● What the task requires:
Reproduce the records below exactly, leaving out any pictures.

━━━━━━━━━━━━━━━━━━━━━━━━━━━━━━

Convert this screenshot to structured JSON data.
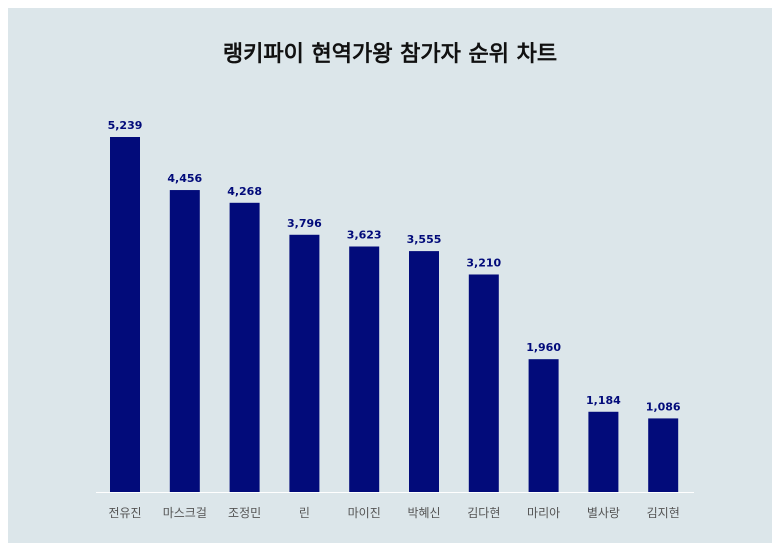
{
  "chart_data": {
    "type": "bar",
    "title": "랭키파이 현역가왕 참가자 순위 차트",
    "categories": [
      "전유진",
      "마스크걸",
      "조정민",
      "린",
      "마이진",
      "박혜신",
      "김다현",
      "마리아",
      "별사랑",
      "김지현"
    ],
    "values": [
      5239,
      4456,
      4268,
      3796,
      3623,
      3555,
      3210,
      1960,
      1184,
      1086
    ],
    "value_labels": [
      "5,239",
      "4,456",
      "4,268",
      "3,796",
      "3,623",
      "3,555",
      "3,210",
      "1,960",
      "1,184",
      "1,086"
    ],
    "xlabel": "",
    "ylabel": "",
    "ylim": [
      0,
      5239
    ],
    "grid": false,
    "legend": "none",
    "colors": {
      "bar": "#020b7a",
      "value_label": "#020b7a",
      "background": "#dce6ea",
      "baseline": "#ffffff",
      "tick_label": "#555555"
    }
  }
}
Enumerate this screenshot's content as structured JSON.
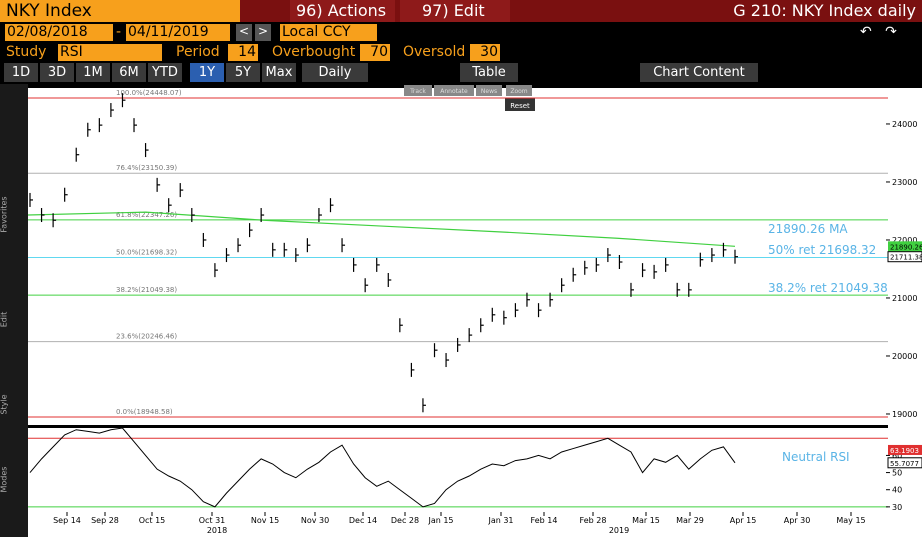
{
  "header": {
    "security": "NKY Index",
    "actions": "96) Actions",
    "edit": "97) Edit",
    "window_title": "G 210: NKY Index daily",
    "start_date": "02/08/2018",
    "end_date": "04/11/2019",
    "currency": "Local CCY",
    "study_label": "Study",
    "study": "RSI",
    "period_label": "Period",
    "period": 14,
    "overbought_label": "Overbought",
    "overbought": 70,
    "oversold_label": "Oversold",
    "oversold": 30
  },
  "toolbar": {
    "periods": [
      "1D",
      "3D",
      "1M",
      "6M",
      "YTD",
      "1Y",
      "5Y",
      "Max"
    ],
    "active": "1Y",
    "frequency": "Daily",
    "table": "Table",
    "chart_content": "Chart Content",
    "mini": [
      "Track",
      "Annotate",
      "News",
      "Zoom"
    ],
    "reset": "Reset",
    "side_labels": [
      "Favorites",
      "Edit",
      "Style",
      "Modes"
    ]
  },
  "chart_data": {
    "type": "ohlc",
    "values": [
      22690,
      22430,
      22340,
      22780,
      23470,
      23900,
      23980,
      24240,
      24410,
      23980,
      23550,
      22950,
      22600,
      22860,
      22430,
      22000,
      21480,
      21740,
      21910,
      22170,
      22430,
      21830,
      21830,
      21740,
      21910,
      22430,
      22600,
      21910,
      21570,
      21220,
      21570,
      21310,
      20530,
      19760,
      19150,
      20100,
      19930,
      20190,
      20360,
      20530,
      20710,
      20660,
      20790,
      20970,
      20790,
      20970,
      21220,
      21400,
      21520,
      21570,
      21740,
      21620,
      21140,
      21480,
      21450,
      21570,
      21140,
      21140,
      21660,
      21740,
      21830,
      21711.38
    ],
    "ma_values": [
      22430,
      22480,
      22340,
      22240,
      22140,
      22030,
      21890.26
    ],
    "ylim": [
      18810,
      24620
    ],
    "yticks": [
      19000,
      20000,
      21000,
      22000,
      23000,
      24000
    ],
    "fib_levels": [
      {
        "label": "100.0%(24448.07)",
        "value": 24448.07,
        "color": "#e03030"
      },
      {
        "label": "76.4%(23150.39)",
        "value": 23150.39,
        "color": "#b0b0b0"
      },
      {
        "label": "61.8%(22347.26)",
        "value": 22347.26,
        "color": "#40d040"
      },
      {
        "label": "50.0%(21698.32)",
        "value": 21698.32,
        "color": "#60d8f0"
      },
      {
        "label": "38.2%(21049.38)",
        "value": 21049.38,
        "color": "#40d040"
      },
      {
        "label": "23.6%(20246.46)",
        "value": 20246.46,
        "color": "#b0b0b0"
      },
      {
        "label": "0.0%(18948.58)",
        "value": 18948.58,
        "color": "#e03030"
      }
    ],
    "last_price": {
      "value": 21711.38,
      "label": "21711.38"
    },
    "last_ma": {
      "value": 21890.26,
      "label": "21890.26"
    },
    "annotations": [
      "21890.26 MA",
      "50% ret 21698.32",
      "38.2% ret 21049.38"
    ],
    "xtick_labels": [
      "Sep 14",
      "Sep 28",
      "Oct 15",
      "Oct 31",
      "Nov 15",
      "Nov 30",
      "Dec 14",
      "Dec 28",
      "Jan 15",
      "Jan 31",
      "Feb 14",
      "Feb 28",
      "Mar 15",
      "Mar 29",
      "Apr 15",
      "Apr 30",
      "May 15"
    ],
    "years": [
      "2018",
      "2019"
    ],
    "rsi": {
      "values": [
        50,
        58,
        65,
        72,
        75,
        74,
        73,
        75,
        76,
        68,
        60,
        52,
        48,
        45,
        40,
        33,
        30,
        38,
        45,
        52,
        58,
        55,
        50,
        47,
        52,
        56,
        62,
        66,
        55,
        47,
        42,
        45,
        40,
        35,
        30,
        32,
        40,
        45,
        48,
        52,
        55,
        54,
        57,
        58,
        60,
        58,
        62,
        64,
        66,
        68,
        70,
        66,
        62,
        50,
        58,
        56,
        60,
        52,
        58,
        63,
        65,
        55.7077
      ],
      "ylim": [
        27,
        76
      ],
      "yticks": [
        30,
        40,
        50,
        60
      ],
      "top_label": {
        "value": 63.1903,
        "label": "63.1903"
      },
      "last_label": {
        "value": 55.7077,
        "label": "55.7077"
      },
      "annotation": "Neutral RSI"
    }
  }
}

━━━━━━━━━━━━━━━━━━━━━━━━━━━━━━

● Output:
Convert this screenshot to structured JSON data.
{
  "chart_data": {
    "type": "bar",
    "title": "랭키파이 현역가왕 참가자 순위 차트",
    "categories": [
      "전유진",
      "마스크걸",
      "조정민",
      "린",
      "마이진",
      "박혜신",
      "김다현",
      "마리아",
      "별사랑",
      "김지현"
    ],
    "values": [
      5239,
      4456,
      4268,
      3796,
      3623,
      3555,
      3210,
      1960,
      1184,
      1086
    ],
    "value_labels": [
      "5,239",
      "4,456",
      "4,268",
      "3,796",
      "3,623",
      "3,555",
      "3,210",
      "1,960",
      "1,184",
      "1,086"
    ],
    "xlabel": "",
    "ylabel": "",
    "ylim": [
      0,
      5239
    ],
    "grid": false,
    "legend": "none",
    "colors": {
      "bar": "#020b7a",
      "value_label": "#020b7a",
      "background": "#dce6ea",
      "baseline": "#ffffff",
      "tick_label": "#555555"
    }
  }
}
Enumerate this screenshot's content as structured JSON.
{
  "header": {
    "security": "NKY Index",
    "actions": "96) Actions",
    "edit": "97) Edit",
    "window_title": "G 210: NKY Index daily",
    "start_date": "02/08/2018",
    "end_date": "04/11/2019",
    "currency": "Local CCY",
    "study_label": "Study",
    "study": "RSI",
    "period_label": "Period",
    "period": 14,
    "overbought_label": "Overbought",
    "overbought": 70,
    "oversold_label": "Oversold",
    "oversold": 30
  },
  "toolbar": {
    "periods": [
      "1D",
      "3D",
      "1M",
      "6M",
      "YTD",
      "1Y",
      "5Y",
      "Max"
    ],
    "active": "1Y",
    "frequency": "Daily",
    "table": "Table",
    "chart_content": "Chart Content",
    "mini": [
      "Track",
      "Annotate",
      "News",
      "Zoom"
    ],
    "reset": "Reset",
    "side_labels": [
      "Favorites",
      "Edit",
      "Style",
      "Modes"
    ]
  },
  "chart_data": {
    "type": "ohlc",
    "values": [
      22690,
      22430,
      22340,
      22780,
      23470,
      23900,
      23980,
      24240,
      24410,
      23980,
      23550,
      22950,
      22600,
      22860,
      22430,
      22000,
      21480,
      21740,
      21910,
      22170,
      22430,
      21830,
      21830,
      21740,
      21910,
      22430,
      22600,
      21910,
      21570,
      21220,
      21570,
      21310,
      20530,
      19760,
      19150,
      20100,
      19930,
      20190,
      20360,
      20530,
      20710,
      20660,
      20790,
      20970,
      20790,
      20970,
      21220,
      21400,
      21520,
      21570,
      21740,
      21620,
      21140,
      21480,
      21450,
      21570,
      21140,
      21140,
      21660,
      21740,
      21830,
      21711.38
    ],
    "ma_values": [
      22430,
      22480,
      22340,
      22240,
      22140,
      22030,
      21890.26
    ],
    "ylim": [
      18810,
      24620
    ],
    "yticks": [
      19000,
      20000,
      21000,
      22000,
      23000,
      24000
    ],
    "fib_levels": [
      {
        "label": "100.0%(24448.07)",
        "value": 24448.07,
        "color": "#e03030"
      },
      {
        "label": "76.4%(23150.39)",
        "value": 23150.39,
        "color": "#b0b0b0"
      },
      {
        "label": "61.8%(22347.26)",
        "value": 22347.26,
        "color": "#40d040"
      },
      {
        "label": "50.0%(21698.32)",
        "value": 21698.32,
        "color": "#60d8f0"
      },
      {
        "label": "38.2%(21049.38)",
        "value": 21049.38,
        "color": "#40d040"
      },
      {
        "label": "23.6%(20246.46)",
        "value": 20246.46,
        "color": "#b0b0b0"
      },
      {
        "label": "0.0%(18948.58)",
        "value": 18948.58,
        "color": "#e03030"
      }
    ],
    "last_price": {
      "value": 21711.38,
      "label": "21711.38"
    },
    "last_ma": {
      "value": 21890.26,
      "label": "21890.26"
    },
    "annotations": [
      "21890.26 MA",
      "50% ret 21698.32",
      "38.2% ret 21049.38"
    ],
    "xtick_labels": [
      "Sep 14",
      "Sep 28",
      "Oct 15",
      "Oct 31",
      "Nov 15",
      "Nov 30",
      "Dec 14",
      "Dec 28",
      "Jan 15",
      "Jan 31",
      "Feb 14",
      "Feb 28",
      "Mar 15",
      "Mar 29",
      "Apr 15",
      "Apr 30",
      "May 15"
    ],
    "years": [
      "2018",
      "2019"
    ],
    "rsi": {
      "values": [
        50,
        58,
        65,
        72,
        75,
        74,
        73,
        75,
        76,
        68,
        60,
        52,
        48,
        45,
        40,
        33,
        30,
        38,
        45,
        52,
        58,
        55,
        50,
        47,
        52,
        56,
        62,
        66,
        55,
        47,
        42,
        45,
        40,
        35,
        30,
        32,
        40,
        45,
        48,
        52,
        55,
        54,
        57,
        58,
        60,
        58,
        62,
        64,
        66,
        68,
        70,
        66,
        62,
        50,
        58,
        56,
        60,
        52,
        58,
        63,
        65,
        55.7077
      ],
      "ylim": [
        27,
        76
      ],
      "yticks": [
        30,
        40,
        50,
        60
      ],
      "top_label": {
        "value": 63.1903,
        "label": "63.1903"
      },
      "last_label": {
        "value": 55.7077,
        "label": "55.7077"
      },
      "annotation": "Neutral RSI"
    }
  }
}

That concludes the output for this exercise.